From the line containing "Read this page and output its text content." to the end of the listing, write out every line exactly; leave out everything else.

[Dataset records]
+ + + + +

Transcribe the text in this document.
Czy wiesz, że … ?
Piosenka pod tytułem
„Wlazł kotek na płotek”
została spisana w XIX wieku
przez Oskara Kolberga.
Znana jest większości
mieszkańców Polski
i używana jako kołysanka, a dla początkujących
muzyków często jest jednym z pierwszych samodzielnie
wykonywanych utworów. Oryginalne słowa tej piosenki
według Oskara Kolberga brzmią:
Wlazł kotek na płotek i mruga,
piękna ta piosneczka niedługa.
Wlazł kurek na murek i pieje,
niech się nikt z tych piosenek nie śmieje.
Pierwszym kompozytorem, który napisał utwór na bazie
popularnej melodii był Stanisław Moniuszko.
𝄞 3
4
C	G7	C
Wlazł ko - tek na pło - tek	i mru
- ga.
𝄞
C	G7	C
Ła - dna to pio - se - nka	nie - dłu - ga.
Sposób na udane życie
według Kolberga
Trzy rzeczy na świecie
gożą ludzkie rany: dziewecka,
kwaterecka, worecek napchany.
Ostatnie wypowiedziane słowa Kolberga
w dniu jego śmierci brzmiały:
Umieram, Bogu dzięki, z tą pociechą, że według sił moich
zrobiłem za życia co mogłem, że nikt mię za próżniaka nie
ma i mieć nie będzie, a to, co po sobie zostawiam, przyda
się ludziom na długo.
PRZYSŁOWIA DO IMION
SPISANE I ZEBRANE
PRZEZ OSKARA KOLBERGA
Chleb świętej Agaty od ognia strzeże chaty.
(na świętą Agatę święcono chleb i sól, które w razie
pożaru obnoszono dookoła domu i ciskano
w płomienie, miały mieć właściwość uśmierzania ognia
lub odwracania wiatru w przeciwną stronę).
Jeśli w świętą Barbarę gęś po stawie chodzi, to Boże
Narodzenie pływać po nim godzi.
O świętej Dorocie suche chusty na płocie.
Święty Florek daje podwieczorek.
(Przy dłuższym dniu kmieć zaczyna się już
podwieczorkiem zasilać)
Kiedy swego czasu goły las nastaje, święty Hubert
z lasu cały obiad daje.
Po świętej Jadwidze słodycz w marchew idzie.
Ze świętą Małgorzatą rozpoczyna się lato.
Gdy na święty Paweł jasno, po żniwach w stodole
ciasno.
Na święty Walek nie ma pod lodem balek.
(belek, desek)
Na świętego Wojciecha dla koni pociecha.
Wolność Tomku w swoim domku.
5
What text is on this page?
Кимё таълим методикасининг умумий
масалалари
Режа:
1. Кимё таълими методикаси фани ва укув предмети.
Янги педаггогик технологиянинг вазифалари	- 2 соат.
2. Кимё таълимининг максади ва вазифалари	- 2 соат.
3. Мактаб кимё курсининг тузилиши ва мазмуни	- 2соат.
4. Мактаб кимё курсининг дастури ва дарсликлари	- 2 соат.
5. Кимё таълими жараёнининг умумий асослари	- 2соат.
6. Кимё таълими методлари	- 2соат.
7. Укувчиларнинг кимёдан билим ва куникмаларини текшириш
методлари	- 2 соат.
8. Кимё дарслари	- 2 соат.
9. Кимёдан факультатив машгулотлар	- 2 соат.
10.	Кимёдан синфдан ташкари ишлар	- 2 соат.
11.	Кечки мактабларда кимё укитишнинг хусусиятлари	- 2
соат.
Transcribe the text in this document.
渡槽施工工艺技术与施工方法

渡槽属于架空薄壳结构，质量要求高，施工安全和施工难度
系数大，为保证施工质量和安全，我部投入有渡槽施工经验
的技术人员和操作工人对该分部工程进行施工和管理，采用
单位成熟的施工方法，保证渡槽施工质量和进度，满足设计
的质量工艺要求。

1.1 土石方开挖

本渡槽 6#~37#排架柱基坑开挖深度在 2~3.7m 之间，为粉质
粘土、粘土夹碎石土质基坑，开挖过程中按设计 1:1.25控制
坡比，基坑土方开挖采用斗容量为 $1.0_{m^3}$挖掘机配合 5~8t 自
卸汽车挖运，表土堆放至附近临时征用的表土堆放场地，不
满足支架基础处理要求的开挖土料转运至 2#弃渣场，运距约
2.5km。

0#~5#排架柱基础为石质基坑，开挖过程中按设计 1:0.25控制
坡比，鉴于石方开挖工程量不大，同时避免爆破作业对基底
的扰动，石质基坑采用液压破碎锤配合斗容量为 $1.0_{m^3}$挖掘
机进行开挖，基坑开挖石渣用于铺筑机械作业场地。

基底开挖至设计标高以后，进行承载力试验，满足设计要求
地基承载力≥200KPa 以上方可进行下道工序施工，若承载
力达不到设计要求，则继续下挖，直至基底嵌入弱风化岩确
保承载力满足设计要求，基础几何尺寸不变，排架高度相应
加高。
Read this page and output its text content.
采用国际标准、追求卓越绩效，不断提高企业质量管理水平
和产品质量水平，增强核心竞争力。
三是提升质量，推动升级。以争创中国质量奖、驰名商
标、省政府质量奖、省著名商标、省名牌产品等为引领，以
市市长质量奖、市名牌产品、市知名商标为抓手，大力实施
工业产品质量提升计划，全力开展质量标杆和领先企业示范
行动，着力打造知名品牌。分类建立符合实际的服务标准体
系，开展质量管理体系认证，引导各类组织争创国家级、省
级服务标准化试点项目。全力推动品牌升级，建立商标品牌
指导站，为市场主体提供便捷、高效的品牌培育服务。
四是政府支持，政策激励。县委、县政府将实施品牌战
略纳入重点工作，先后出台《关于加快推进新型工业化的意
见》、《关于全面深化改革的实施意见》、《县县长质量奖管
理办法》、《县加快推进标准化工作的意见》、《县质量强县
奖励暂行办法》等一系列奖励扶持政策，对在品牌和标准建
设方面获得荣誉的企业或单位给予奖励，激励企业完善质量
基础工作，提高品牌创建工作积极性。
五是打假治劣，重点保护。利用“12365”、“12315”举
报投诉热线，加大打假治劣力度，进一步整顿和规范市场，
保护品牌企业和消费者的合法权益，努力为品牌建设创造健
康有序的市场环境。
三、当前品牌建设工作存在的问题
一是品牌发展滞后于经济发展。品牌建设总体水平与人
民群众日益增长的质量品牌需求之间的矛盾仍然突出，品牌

+ + + + +

§ **Solution**:
Read this page and output its text content.
采用国际标准、追求卓越绩效，不断提高企业质量管理水平
和产品质量水平，增强核心竞争力。
三是提升质量，推动升级。以争创中国质量奖、驰名商
标、省政府质量奖、省著名商标、省名牌产品等为引领，以
市市长质量奖、市名牌产品、市知名商标为抓手，大力实施
工业产品质量提升计划，全力开展质量标杆和领先企业示范
行动，着力打造知名品牌。分类建立符合实际的服务标准体
系，开展质量管理体系认证，引导各类组织争创国家级、省
级服务标准化试点项目。全力推动品牌升级，建立商标品牌
指导站，为市场主体提供便捷、高效的品牌培育服务。
四是政府支持，政策激励。县委、县政府将实施品牌战
略纳入重点工作，先后出台《关于加快推进新型工业化的意
见》、《关于全面深化改革的实施意见》、《县县长质量奖管
理办法》、《县加快推进标准化工作的意见》、《县质量强县
奖励暂行办法》等一系列奖励扶持政策，对在品牌和标准建
设方面获得荣誉的企业或单位给予奖励，激励企业完善质量
基础工作，提高品牌创建工作积极性。
五是打假治劣，重点保护。利用“12365”、“12315”举
报投诉热线，加大打假治劣力度，进一步整顿和规范市场，
保护品牌企业和消费者的合法权益，努力为品牌建设创造健
康有序的市场环境。
三、当前品牌建设工作存在的问题
一是品牌发展滞后于经济发展。品牌建设总体水平与人
民群众日益增长的质量品牌需求之间的矛盾仍然突出，品牌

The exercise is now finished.